Figure collection entries
· · · ·

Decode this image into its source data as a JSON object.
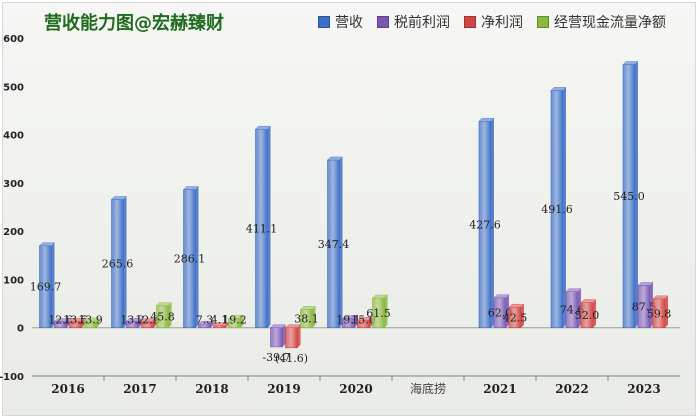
{
  "title": "营收能力图@宏赫臻财",
  "annotation": "海底捞",
  "chart_data": {
    "type": "bar",
    "title": "营收能力图@宏赫臻财",
    "categories": [
      "2016",
      "2017",
      "2018",
      "2019",
      "2020",
      "",
      "2021",
      "2022",
      "2023"
    ],
    "ylim": [
      -100,
      600
    ],
    "yticks": [
      600,
      500,
      400,
      300,
      200,
      100,
      0,
      -100
    ],
    "ytick_labels": [
      "600",
      "500",
      "400",
      "300",
      "200",
      "100",
      "0",
      "-100"
    ],
    "grid": false,
    "legend": "top",
    "series": [
      {
        "name": "营收",
        "color": "#3e6fc6",
        "values": [
          169.7,
          265.6,
          286.1,
          411.1,
          347.4,
          null,
          427.6,
          491.6,
          545.0
        ],
        "labels": [
          "169.7",
          "265.6",
          "286.1",
          "411.1",
          "347.4",
          "",
          "427.6",
          "491.6",
          "545.0"
        ]
      },
      {
        "name": "税前利润",
        "color": "#7a58b4",
        "values": [
          12.6,
          13.2,
          7.3,
          -39.7,
          19.1,
          null,
          62.0,
          74.6,
          87.5
        ],
        "labels": [
          "12.6",
          "13.2",
          "7.3",
          "-39.7",
          "19.1",
          "",
          "62.0",
          "74.6",
          "87.5"
        ]
      },
      {
        "name": "净利润",
        "color": "#d24545",
        "values": [
          13.5,
          12.3,
          4.1,
          -41.6,
          15.0,
          null,
          42.5,
          52.0,
          59.8
        ],
        "labels": [
          "13.5",
          "12.3",
          "4.1",
          "(41.6)",
          "15.0",
          "",
          "42.5",
          "52.0",
          "59.8"
        ]
      },
      {
        "name": "经营现金流量净额",
        "color": "#8bb83e",
        "values": [
          13.9,
          45.8,
          19.2,
          38.1,
          61.5,
          null,
          null,
          null,
          null
        ],
        "labels": [
          "13.9",
          "45.8",
          "19.2",
          "38.1",
          "61.5",
          "",
          "",
          "",
          ""
        ]
      }
    ]
  }
}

· · · ·

### [Work to do]
Write out the material above once more, exactly as it reads, with no pictures.

### [Solution to the exercise]
Decode this image into its source data as a JSON object.
{
  "title": "营收能力图@宏赫臻财",
  "annotation": "海底捞",
  "chart_data": {
    "type": "bar",
    "title": "营收能力图@宏赫臻财",
    "categories": [
      "2016",
      "2017",
      "2018",
      "2019",
      "2020",
      "",
      "2021",
      "2022",
      "2023"
    ],
    "ylim": [
      -100,
      600
    ],
    "yticks": [
      600,
      500,
      400,
      300,
      200,
      100,
      0,
      -100
    ],
    "ytick_labels": [
      "600",
      "500",
      "400",
      "300",
      "200",
      "100",
      "0",
      "-100"
    ],
    "grid": false,
    "legend": "top",
    "series": [
      {
        "name": "营收",
        "color": "#3e6fc6",
        "values": [
          169.7,
          265.6,
          286.1,
          411.1,
          347.4,
          null,
          427.6,
          491.6,
          545.0
        ],
        "labels": [
          "169.7",
          "265.6",
          "286.1",
          "411.1",
          "347.4",
          "",
          "427.6",
          "491.6",
          "545.0"
        ]
      },
      {
        "name": "税前利润",
        "color": "#7a58b4",
        "values": [
          12.6,
          13.2,
          7.3,
          -39.7,
          19.1,
          null,
          62.0,
          74.6,
          87.5
        ],
        "labels": [
          "12.6",
          "13.2",
          "7.3",
          "-39.7",
          "19.1",
          "",
          "62.0",
          "74.6",
          "87.5"
        ]
      },
      {
        "name": "净利润",
        "color": "#d24545",
        "values": [
          13.5,
          12.3,
          4.1,
          -41.6,
          15.0,
          null,
          42.5,
          52.0,
          59.8
        ],
        "labels": [
          "13.5",
          "12.3",
          "4.1",
          "(41.6)",
          "15.0",
          "",
          "42.5",
          "52.0",
          "59.8"
        ]
      },
      {
        "name": "经营现金流量净额",
        "color": "#8bb83e",
        "values": [
          13.9,
          45.8,
          19.2,
          38.1,
          61.5,
          null,
          null,
          null,
          null
        ],
        "labels": [
          "13.9",
          "45.8",
          "19.2",
          "38.1",
          "61.5",
          "",
          "",
          "",
          ""
        ]
      }
    ]
  }
}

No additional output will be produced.